WHAT YOU SHOULD DO:
From the listing that follows, output everything exactly except the pictures.

====== SOURCE MATERIAL

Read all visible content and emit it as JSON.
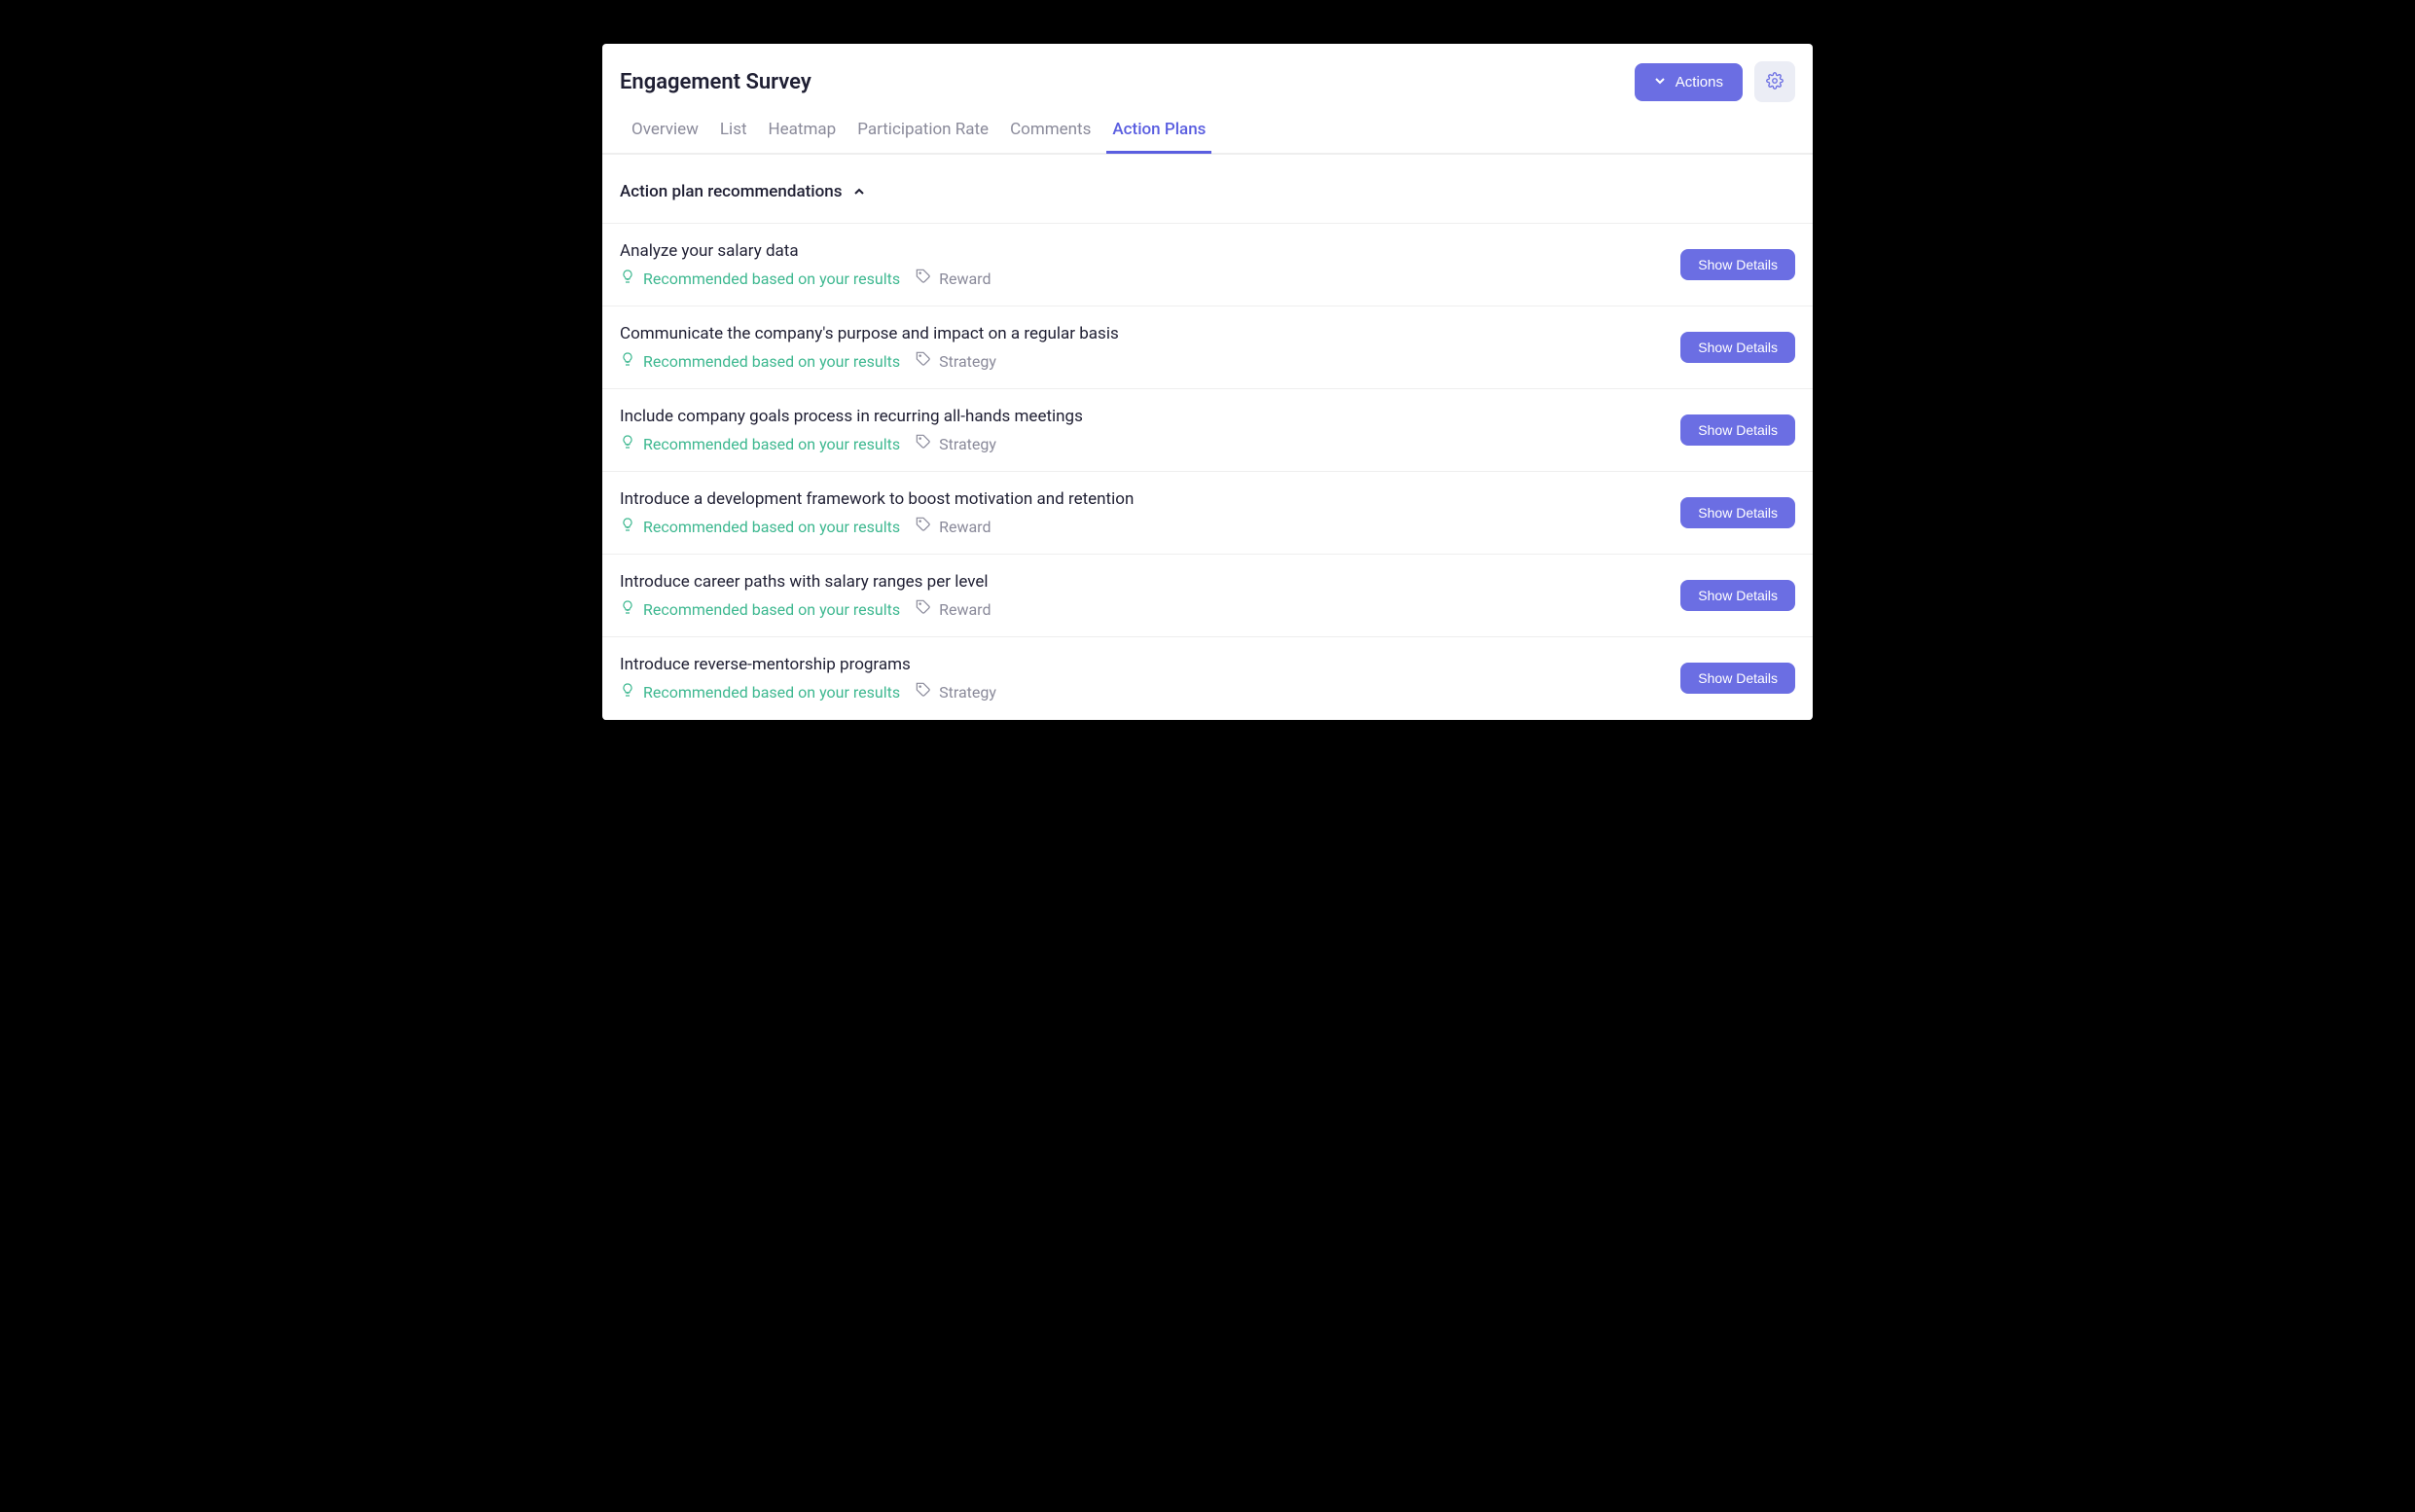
{
  "header": {
    "title": "Engagement Survey",
    "actions_label": "Actions"
  },
  "tabs": [
    {
      "label": "Overview",
      "active": false
    },
    {
      "label": "List",
      "active": false
    },
    {
      "label": "Heatmap",
      "active": false
    },
    {
      "label": "Participation Rate",
      "active": false
    },
    {
      "label": "Comments",
      "active": false
    },
    {
      "label": "Action Plans",
      "active": true
    }
  ],
  "section": {
    "title": "Action plan recommendations"
  },
  "common": {
    "reason_text": "Recommended based on your results",
    "show_details_label": "Show Details"
  },
  "recommendations": [
    {
      "title": "Analyze your salary data",
      "category": "Reward"
    },
    {
      "title": "Communicate the company's purpose and impact on a regular basis",
      "category": "Strategy"
    },
    {
      "title": "Include company goals process in recurring all-hands meetings",
      "category": "Strategy"
    },
    {
      "title": "Introduce a development framework to boost motivation and retention",
      "category": "Reward"
    },
    {
      "title": "Introduce career paths with salary ranges per level",
      "category": "Reward"
    },
    {
      "title": "Introduce reverse-mentorship programs",
      "category": "Strategy"
    }
  ]
}
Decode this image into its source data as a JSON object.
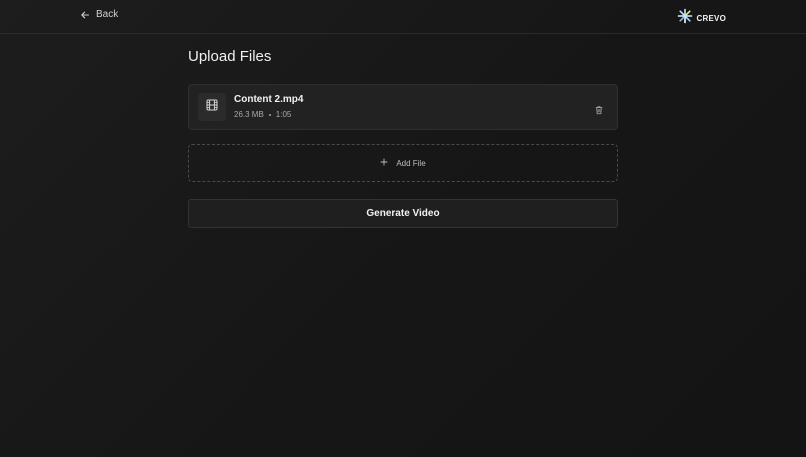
{
  "header": {
    "back_label": "Back",
    "brand_name": "CREVO"
  },
  "main": {
    "title": "Upload Files",
    "files": [
      {
        "name": "Content 2.mp4",
        "size": "26.3 MB",
        "duration": "1:05"
      }
    ],
    "add_file_label": "Add File",
    "generate_label": "Generate Video"
  },
  "icons": {
    "back": "arrow-left-icon",
    "brand": "crevo-logo-icon",
    "file": "film-icon",
    "delete": "trash-icon",
    "add": "plus-icon"
  },
  "colors": {
    "background": "#181818",
    "card": "#222222",
    "text": "#f2f2f2",
    "muted": "#a8a8a8"
  }
}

============

SOLUTION TO THE EXERCISE:
Read all visible content and emit it as JSON.
{
  "header": {
    "title": "Engagement Survey",
    "actions_label": "Actions"
  },
  "tabs": [
    {
      "label": "Overview",
      "active": false
    },
    {
      "label": "List",
      "active": false
    },
    {
      "label": "Heatmap",
      "active": false
    },
    {
      "label": "Participation Rate",
      "active": false
    },
    {
      "label": "Comments",
      "active": false
    },
    {
      "label": "Action Plans",
      "active": true
    }
  ],
  "section": {
    "title": "Action plan recommendations"
  },
  "common": {
    "reason_text": "Recommended based on your results",
    "show_details_label": "Show Details"
  },
  "recommendations": [
    {
      "title": "Analyze your salary data",
      "category": "Reward"
    },
    {
      "title": "Communicate the company's purpose and impact on a regular basis",
      "category": "Strategy"
    },
    {
      "title": "Include company goals process in recurring all-hands meetings",
      "category": "Strategy"
    },
    {
      "title": "Introduce a development framework to boost motivation and retention",
      "category": "Reward"
    },
    {
      "title": "Introduce career paths with salary ranges per level",
      "category": "Reward"
    },
    {
      "title": "Introduce reverse-mentorship programs",
      "category": "Strategy"
    }
  ]
}
Decode this image into its source data as a JSON object.
{
  "header": {
    "back_label": "Back",
    "brand_name": "CREVO"
  },
  "main": {
    "title": "Upload Files",
    "files": [
      {
        "name": "Content 2.mp4",
        "size": "26.3 MB",
        "duration": "1:05"
      }
    ],
    "add_file_label": "Add File",
    "generate_label": "Generate Video"
  },
  "icons": {
    "back": "arrow-left-icon",
    "brand": "crevo-logo-icon",
    "file": "film-icon",
    "delete": "trash-icon",
    "add": "plus-icon"
  },
  "colors": {
    "background": "#181818",
    "card": "#222222",
    "text": "#f2f2f2",
    "muted": "#a8a8a8"
  }
}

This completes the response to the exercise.